Figure content listings
· · · · · · ·
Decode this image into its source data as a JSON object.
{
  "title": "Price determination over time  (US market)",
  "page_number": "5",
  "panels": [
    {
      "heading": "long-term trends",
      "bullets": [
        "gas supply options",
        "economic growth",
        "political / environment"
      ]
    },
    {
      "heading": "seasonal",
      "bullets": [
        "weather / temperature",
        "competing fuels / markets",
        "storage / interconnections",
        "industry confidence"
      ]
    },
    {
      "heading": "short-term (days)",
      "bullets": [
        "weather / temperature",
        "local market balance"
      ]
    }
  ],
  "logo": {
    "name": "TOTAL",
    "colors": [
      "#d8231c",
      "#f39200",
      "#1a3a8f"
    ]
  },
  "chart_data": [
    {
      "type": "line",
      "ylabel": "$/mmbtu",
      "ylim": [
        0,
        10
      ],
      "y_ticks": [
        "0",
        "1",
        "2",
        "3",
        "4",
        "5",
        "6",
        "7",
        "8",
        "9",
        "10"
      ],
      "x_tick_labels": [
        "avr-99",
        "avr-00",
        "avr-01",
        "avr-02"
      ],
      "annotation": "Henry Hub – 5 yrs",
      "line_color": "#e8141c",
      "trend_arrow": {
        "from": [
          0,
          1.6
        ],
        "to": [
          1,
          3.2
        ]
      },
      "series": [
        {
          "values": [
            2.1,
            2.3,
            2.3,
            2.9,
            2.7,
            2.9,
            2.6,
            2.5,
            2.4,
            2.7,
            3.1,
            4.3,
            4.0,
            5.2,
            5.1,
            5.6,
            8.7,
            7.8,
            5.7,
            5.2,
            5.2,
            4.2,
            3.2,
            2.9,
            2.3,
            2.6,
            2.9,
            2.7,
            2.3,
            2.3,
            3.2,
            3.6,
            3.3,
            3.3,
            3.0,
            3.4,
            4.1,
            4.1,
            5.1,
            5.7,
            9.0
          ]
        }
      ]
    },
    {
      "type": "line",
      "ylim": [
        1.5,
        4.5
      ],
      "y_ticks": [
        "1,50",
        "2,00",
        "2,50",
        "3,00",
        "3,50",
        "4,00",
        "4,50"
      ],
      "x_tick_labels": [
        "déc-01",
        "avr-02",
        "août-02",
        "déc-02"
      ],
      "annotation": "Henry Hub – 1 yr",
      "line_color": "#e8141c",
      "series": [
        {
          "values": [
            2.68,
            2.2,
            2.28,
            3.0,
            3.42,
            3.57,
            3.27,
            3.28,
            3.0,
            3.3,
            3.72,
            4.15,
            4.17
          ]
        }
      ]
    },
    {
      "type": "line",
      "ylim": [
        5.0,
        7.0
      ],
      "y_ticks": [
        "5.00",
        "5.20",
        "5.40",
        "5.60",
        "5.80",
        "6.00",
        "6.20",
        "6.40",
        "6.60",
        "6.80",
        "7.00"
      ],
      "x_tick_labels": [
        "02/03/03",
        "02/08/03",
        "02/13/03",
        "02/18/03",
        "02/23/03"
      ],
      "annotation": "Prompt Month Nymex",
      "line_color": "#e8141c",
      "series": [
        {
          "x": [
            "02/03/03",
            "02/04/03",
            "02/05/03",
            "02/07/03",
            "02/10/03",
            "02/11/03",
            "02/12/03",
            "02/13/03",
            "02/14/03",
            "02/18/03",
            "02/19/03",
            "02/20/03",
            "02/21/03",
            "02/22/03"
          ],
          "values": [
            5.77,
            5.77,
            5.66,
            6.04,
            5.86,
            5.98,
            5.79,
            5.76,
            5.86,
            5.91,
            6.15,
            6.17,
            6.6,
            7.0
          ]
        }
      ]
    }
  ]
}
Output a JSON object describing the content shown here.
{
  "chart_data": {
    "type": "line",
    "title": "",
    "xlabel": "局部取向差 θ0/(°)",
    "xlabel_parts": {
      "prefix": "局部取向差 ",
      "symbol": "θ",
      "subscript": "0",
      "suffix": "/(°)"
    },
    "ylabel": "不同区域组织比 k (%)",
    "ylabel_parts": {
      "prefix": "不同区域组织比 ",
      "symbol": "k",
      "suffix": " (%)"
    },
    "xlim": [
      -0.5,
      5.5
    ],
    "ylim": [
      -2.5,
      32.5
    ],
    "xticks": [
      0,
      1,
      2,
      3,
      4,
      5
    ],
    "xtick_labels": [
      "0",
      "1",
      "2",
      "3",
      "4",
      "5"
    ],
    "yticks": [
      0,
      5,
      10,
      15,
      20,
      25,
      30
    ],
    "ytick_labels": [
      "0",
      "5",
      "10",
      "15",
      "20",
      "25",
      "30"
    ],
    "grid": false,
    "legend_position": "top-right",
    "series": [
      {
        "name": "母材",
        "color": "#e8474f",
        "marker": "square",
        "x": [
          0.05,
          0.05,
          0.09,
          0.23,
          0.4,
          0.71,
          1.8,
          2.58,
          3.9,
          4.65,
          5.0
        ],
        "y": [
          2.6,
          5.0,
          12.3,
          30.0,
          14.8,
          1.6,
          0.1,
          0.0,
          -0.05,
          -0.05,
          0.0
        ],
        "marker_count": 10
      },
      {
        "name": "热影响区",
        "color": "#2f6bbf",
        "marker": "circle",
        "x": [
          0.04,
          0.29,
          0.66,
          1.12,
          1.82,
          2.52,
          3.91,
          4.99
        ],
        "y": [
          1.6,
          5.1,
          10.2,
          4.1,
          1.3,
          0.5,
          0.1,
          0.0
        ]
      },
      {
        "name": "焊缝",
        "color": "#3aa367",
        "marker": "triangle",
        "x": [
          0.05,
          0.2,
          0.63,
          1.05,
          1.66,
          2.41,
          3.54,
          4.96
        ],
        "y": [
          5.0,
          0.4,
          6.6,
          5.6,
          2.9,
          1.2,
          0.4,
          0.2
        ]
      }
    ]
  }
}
· · · · · · ·
Exercise brief »
Without leaving anything out, give the entries again exactly.

Exercise result »
Decode this image into its source data as a JSON object.
{
  "title": "Price determination over time  (US market)",
  "page_number": "5",
  "panels": [
    {
      "heading": "long-term trends",
      "bullets": [
        "gas supply options",
        "economic growth",
        "political / environment"
      ]
    },
    {
      "heading": "seasonal",
      "bullets": [
        "weather / temperature",
        "competing fuels / markets",
        "storage / interconnections",
        "industry confidence"
      ]
    },
    {
      "heading": "short-term (days)",
      "bullets": [
        "weather / temperature",
        "local market balance"
      ]
    }
  ],
  "logo": {
    "name": "TOTAL",
    "colors": [
      "#d8231c",
      "#f39200",
      "#1a3a8f"
    ]
  },
  "chart_data": [
    {
      "type": "line",
      "ylabel": "$/mmbtu",
      "ylim": [
        0,
        10
      ],
      "y_ticks": [
        "0",
        "1",
        "2",
        "3",
        "4",
        "5",
        "6",
        "7",
        "8",
        "9",
        "10"
      ],
      "x_tick_labels": [
        "avr-99",
        "avr-00",
        "avr-01",
        "avr-02"
      ],
      "annotation": "Henry Hub – 5 yrs",
      "line_color": "#e8141c",
      "trend_arrow": {
        "from": [
          0,
          1.6
        ],
        "to": [
          1,
          3.2
        ]
      },
      "series": [
        {
          "values": [
            2.1,
            2.3,
            2.3,
            2.9,
            2.7,
            2.9,
            2.6,
            2.5,
            2.4,
            2.7,
            3.1,
            4.3,
            4.0,
            5.2,
            5.1,
            5.6,
            8.7,
            7.8,
            5.7,
            5.2,
            5.2,
            4.2,
            3.2,
            2.9,
            2.3,
            2.6,
            2.9,
            2.7,
            2.3,
            2.3,
            3.2,
            3.6,
            3.3,
            3.3,
            3.0,
            3.4,
            4.1,
            4.1,
            5.1,
            5.7,
            9.0
          ]
        }
      ]
    },
    {
      "type": "line",
      "ylim": [
        1.5,
        4.5
      ],
      "y_ticks": [
        "1,50",
        "2,00",
        "2,50",
        "3,00",
        "3,50",
        "4,00",
        "4,50"
      ],
      "x_tick_labels": [
        "déc-01",
        "avr-02",
        "août-02",
        "déc-02"
      ],
      "annotation": "Henry Hub – 1 yr",
      "line_color": "#e8141c",
      "series": [
        {
          "values": [
            2.68,
            2.2,
            2.28,
            3.0,
            3.42,
            3.57,
            3.27,
            3.28,
            3.0,
            3.3,
            3.72,
            4.15,
            4.17
          ]
        }
      ]
    },
    {
      "type": "line",
      "ylim": [
        5.0,
        7.0
      ],
      "y_ticks": [
        "5.00",
        "5.20",
        "5.40",
        "5.60",
        "5.80",
        "6.00",
        "6.20",
        "6.40",
        "6.60",
        "6.80",
        "7.00"
      ],
      "x_tick_labels": [
        "02/03/03",
        "02/08/03",
        "02/13/03",
        "02/18/03",
        "02/23/03"
      ],
      "annotation": "Prompt Month Nymex",
      "line_color": "#e8141c",
      "series": [
        {
          "x": [
            "02/03/03",
            "02/04/03",
            "02/05/03",
            "02/07/03",
            "02/10/03",
            "02/11/03",
            "02/12/03",
            "02/13/03",
            "02/14/03",
            "02/18/03",
            "02/19/03",
            "02/20/03",
            "02/21/03",
            "02/22/03"
          ],
          "values": [
            5.77,
            5.77,
            5.66,
            6.04,
            5.86,
            5.98,
            5.79,
            5.76,
            5.86,
            5.91,
            6.15,
            6.17,
            6.6,
            7.0
          ]
        }
      ]
    }
  ]
}
Output a JSON object describing the content shown here.
{
  "chart_data": {
    "type": "line",
    "title": "",
    "xlabel": "局部取向差 θ0/(°)",
    "xlabel_parts": {
      "prefix": "局部取向差 ",
      "symbol": "θ",
      "subscript": "0",
      "suffix": "/(°)"
    },
    "ylabel": "不同区域组织比 k (%)",
    "ylabel_parts": {
      "prefix": "不同区域组织比 ",
      "symbol": "k",
      "suffix": " (%)"
    },
    "xlim": [
      -0.5,
      5.5
    ],
    "ylim": [
      -2.5,
      32.5
    ],
    "xticks": [
      0,
      1,
      2,
      3,
      4,
      5
    ],
    "xtick_labels": [
      "0",
      "1",
      "2",
      "3",
      "4",
      "5"
    ],
    "yticks": [
      0,
      5,
      10,
      15,
      20,
      25,
      30
    ],
    "ytick_labels": [
      "0",
      "5",
      "10",
      "15",
      "20",
      "25",
      "30"
    ],
    "grid": false,
    "legend_position": "top-right",
    "series": [
      {
        "name": "母材",
        "color": "#e8474f",
        "marker": "square",
        "x": [
          0.05,
          0.05,
          0.09,
          0.23,
          0.4,
          0.71,
          1.8,
          2.58,
          3.9,
          4.65,
          5.0
        ],
        "y": [
          2.6,
          5.0,
          12.3,
          30.0,
          14.8,
          1.6,
          0.1,
          0.0,
          -0.05,
          -0.05,
          0.0
        ],
        "marker_count": 10
      },
      {
        "name": "热影响区",
        "color": "#2f6bbf",
        "marker": "circle",
        "x": [
          0.04,
          0.29,
          0.66,
          1.12,
          1.82,
          2.52,
          3.91,
          4.99
        ],
        "y": [
          1.6,
          5.1,
          10.2,
          4.1,
          1.3,
          0.5,
          0.1,
          0.0
        ]
      },
      {
        "name": "焊缝",
        "color": "#3aa367",
        "marker": "triangle",
        "x": [
          0.05,
          0.2,
          0.63,
          1.05,
          1.66,
          2.41,
          3.54,
          4.96
        ],
        "y": [
          5.0,
          0.4,
          6.6,
          5.6,
          2.9,
          1.2,
          0.4,
          0.2
        ]
      }
    ]
  }
}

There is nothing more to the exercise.